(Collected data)
##########
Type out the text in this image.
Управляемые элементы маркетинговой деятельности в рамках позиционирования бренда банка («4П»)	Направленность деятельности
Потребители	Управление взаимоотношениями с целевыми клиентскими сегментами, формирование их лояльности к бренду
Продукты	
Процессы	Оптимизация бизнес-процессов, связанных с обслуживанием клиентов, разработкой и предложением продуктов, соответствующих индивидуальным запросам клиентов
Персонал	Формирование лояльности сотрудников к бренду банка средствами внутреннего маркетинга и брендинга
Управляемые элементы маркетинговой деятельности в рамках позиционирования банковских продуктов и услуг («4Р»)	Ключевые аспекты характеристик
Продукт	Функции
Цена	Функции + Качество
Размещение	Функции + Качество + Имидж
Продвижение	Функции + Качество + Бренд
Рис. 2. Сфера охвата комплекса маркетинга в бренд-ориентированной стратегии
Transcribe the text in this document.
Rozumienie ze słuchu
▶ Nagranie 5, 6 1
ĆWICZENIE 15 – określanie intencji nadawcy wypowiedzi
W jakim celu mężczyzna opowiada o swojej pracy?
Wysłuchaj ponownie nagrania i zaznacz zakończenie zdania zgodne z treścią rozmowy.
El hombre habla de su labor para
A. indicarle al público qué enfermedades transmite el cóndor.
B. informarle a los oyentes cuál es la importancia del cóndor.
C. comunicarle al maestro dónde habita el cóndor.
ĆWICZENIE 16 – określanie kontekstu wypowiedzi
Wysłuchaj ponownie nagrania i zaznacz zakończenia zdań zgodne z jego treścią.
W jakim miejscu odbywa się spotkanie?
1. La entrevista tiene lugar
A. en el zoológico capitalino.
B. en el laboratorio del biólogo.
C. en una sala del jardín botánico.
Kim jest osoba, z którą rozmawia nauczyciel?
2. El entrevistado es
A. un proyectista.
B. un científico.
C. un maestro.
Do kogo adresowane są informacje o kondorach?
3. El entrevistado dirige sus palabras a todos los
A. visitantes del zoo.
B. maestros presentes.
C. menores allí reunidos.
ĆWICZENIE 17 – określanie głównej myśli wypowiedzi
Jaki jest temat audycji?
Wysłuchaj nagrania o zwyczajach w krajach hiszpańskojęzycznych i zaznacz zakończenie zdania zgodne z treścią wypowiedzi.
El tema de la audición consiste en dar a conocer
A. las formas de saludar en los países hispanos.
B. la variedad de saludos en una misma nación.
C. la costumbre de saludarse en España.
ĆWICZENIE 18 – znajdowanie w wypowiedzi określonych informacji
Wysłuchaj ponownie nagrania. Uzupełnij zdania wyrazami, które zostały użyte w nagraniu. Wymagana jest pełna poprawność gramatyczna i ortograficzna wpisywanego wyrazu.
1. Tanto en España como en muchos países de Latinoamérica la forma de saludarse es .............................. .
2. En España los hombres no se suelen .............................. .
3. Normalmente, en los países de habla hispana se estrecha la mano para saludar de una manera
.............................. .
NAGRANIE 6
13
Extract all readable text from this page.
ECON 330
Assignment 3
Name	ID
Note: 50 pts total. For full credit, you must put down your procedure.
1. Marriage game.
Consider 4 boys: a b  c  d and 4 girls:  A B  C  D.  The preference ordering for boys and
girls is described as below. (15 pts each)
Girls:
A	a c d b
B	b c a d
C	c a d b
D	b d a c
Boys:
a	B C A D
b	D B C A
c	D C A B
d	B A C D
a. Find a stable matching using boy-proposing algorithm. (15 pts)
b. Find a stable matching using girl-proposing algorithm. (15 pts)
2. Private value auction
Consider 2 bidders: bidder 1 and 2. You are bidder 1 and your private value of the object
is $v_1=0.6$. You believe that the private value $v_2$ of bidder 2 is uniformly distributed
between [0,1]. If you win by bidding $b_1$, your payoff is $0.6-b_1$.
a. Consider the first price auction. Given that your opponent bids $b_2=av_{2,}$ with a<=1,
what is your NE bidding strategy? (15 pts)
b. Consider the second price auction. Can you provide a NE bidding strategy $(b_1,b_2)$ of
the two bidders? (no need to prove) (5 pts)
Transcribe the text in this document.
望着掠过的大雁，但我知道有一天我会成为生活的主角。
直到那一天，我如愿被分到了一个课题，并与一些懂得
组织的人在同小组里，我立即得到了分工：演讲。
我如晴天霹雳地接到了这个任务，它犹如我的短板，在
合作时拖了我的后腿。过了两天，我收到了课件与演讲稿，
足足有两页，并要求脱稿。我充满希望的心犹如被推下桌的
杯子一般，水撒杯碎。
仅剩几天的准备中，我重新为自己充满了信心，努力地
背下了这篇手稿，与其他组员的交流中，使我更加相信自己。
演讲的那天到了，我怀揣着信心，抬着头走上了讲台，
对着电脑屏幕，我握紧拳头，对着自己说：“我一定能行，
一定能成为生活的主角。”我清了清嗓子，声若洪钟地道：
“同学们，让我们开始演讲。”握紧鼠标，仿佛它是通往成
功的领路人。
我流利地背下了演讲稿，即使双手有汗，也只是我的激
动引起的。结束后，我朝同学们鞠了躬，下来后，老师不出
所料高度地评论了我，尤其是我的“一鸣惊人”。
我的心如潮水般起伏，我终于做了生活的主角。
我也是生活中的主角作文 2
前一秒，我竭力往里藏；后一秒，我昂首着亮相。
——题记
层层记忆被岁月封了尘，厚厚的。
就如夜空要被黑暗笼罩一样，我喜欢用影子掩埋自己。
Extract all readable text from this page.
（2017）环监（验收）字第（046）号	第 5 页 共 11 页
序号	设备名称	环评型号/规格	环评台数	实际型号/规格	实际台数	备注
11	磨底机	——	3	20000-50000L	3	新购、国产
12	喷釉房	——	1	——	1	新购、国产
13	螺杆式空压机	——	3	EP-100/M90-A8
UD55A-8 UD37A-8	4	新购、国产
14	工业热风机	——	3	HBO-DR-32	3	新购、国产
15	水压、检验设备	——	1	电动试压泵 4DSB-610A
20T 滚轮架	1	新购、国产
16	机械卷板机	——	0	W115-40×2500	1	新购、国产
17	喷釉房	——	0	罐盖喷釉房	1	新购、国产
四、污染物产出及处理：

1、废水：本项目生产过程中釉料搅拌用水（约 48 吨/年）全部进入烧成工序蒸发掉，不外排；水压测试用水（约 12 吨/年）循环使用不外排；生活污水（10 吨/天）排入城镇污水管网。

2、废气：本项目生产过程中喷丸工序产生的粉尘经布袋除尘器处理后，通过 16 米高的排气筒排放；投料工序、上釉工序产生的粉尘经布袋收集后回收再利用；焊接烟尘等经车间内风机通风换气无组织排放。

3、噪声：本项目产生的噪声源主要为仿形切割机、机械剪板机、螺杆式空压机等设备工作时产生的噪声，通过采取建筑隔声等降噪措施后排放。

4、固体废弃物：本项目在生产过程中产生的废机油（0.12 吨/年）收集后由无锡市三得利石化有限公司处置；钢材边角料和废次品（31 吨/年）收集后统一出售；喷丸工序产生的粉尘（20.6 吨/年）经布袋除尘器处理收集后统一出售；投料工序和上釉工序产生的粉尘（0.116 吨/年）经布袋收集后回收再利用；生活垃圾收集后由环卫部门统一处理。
##########
WHAT THE TASK ASKS => Only the number is wanted: how many lines of these entries contain the string "treścią"?

COMPLETE ANSWER => 3